Data entries for graphics:

/---

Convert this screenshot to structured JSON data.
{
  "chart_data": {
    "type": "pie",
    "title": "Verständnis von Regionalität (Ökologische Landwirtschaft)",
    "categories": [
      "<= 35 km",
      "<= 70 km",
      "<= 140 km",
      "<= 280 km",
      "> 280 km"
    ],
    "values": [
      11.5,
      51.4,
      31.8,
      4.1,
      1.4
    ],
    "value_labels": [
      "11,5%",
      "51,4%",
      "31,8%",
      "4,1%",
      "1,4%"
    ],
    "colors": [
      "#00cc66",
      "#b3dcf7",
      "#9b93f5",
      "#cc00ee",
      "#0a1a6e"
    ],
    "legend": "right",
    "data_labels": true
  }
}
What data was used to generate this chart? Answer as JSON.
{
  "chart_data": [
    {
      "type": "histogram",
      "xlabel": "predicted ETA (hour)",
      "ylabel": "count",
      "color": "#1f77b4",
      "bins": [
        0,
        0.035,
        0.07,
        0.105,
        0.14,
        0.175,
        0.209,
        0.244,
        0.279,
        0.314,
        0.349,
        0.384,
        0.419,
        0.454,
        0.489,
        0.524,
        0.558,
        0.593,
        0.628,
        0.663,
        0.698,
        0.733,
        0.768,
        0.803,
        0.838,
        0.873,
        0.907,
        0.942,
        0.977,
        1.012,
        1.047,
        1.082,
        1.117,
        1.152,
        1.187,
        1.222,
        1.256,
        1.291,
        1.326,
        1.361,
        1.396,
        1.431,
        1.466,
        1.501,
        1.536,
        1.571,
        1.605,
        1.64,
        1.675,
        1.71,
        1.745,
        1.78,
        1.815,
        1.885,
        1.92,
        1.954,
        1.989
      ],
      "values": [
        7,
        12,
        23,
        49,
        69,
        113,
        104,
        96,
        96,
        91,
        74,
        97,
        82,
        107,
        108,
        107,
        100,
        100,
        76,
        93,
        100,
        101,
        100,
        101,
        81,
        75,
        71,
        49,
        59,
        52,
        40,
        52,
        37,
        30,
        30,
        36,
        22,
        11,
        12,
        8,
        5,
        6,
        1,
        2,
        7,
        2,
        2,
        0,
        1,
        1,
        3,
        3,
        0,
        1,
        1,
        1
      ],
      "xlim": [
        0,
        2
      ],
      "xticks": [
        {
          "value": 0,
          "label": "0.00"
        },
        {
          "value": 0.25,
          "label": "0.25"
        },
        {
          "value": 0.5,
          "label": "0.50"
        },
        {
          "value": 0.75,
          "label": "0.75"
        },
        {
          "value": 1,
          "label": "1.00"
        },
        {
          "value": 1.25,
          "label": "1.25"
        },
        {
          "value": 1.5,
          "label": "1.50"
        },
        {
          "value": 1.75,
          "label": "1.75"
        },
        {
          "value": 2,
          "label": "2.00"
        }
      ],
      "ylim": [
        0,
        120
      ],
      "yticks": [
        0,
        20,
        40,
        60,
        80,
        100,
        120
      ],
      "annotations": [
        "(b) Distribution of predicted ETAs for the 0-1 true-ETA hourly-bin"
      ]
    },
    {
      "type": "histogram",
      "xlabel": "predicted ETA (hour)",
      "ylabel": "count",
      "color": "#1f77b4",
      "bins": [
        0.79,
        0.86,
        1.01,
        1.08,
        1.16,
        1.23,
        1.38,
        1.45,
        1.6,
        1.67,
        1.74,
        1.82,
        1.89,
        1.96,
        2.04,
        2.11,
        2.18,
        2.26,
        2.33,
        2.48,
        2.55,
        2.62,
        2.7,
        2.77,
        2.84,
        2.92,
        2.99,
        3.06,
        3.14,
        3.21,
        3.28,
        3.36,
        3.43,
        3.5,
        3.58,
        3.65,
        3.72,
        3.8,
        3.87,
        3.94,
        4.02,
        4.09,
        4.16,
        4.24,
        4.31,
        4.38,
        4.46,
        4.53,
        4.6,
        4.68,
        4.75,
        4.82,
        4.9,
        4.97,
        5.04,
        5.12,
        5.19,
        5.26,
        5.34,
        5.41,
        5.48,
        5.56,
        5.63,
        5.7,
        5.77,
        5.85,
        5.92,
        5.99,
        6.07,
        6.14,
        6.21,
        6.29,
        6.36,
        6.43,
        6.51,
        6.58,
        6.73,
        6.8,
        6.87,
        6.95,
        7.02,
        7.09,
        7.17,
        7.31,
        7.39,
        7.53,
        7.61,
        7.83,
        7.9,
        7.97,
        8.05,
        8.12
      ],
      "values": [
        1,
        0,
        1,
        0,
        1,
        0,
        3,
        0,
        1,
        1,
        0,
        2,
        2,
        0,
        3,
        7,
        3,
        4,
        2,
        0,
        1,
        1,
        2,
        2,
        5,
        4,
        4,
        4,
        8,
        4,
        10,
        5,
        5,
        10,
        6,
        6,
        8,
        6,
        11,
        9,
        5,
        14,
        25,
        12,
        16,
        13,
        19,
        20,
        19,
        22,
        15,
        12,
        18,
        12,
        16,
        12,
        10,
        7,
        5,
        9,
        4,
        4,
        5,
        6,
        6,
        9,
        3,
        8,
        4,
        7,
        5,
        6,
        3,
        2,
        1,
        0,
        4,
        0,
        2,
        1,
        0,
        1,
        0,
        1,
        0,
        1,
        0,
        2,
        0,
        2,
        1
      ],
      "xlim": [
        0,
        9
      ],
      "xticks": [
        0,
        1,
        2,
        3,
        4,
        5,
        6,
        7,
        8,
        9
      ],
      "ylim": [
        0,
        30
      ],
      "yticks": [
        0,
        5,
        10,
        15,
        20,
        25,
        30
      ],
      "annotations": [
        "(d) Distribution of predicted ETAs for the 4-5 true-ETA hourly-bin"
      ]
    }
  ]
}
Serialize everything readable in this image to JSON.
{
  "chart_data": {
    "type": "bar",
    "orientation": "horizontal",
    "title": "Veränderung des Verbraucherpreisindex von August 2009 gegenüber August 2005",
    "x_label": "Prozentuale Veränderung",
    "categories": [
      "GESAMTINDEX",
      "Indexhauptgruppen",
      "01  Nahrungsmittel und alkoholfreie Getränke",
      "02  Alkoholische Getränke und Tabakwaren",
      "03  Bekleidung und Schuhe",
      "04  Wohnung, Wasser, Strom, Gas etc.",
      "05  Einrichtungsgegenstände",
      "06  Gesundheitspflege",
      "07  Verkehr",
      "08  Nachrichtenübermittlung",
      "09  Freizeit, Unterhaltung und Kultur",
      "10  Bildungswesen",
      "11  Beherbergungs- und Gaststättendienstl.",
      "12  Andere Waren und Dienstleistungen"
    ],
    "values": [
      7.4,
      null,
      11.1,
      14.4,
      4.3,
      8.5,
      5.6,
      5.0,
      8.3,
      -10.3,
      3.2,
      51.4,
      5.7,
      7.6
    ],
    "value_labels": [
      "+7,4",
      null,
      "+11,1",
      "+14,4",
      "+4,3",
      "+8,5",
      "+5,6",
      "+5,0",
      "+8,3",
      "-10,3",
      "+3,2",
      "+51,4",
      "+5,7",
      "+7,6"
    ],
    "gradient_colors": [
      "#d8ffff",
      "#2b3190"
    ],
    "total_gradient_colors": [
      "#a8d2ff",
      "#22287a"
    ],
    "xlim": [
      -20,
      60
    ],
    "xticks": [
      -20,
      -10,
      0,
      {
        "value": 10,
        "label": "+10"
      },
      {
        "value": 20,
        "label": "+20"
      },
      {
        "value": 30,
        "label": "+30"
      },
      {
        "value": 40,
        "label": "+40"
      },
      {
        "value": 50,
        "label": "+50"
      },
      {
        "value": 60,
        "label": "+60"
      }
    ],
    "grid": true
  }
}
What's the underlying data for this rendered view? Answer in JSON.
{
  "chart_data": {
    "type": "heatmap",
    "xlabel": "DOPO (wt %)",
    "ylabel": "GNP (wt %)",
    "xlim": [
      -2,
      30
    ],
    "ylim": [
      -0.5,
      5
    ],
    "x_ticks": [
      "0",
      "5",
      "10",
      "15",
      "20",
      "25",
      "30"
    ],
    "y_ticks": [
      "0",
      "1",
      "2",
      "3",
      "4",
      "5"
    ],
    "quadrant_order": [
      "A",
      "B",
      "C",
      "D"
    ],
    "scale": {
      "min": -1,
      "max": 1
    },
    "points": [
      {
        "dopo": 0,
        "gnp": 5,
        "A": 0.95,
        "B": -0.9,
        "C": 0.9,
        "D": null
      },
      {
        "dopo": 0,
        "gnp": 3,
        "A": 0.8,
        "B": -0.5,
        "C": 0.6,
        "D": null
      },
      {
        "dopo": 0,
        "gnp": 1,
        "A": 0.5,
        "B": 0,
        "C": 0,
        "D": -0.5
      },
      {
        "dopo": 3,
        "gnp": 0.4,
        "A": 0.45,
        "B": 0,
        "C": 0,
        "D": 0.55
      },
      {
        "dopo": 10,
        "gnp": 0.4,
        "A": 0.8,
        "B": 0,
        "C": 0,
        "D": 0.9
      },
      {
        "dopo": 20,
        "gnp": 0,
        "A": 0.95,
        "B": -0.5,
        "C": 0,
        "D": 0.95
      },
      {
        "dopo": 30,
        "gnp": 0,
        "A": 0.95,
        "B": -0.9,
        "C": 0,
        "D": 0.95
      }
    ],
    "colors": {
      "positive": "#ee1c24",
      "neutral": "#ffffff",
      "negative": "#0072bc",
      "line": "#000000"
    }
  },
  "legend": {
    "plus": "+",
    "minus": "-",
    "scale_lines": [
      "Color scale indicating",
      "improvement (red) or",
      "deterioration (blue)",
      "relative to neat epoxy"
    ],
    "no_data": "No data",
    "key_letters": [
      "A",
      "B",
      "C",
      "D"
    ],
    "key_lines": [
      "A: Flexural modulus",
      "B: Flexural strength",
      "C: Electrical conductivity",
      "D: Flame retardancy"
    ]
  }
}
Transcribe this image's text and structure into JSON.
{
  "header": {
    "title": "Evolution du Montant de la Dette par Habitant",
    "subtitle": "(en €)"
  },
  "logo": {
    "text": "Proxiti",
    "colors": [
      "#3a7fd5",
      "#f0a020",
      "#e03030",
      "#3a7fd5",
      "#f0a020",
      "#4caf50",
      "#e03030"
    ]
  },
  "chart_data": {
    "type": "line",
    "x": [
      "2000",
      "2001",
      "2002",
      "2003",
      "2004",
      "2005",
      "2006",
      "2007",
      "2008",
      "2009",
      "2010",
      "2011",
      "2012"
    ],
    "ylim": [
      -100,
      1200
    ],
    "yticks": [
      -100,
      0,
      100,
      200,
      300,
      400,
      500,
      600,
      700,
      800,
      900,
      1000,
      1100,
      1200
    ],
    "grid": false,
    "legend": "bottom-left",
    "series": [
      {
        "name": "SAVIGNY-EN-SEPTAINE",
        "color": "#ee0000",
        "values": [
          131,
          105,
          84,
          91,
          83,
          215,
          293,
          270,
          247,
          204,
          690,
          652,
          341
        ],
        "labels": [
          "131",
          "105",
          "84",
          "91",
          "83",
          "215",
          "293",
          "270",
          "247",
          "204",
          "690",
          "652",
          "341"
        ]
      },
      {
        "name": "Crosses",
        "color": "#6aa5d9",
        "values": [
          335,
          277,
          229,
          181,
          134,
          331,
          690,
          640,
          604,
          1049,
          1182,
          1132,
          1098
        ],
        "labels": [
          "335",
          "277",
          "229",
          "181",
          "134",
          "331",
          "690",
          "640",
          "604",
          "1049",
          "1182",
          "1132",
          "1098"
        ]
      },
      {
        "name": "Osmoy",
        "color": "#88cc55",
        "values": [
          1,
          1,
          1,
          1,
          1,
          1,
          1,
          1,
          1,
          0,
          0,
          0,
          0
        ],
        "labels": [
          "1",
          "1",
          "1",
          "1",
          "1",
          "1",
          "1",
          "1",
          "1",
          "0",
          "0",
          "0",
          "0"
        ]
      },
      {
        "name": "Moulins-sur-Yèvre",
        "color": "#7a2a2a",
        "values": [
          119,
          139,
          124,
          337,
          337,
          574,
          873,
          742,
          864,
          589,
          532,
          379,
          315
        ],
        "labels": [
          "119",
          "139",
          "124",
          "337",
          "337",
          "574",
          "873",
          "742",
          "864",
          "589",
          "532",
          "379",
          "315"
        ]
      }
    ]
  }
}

\---

TASK BRIEF:
Return each line of the listing that holds the string "Answer".

RESULT BELOW:
What data was used to generate this chart? Answer as JSON.
What's the underlying data for this rendered view? Answer in JSON.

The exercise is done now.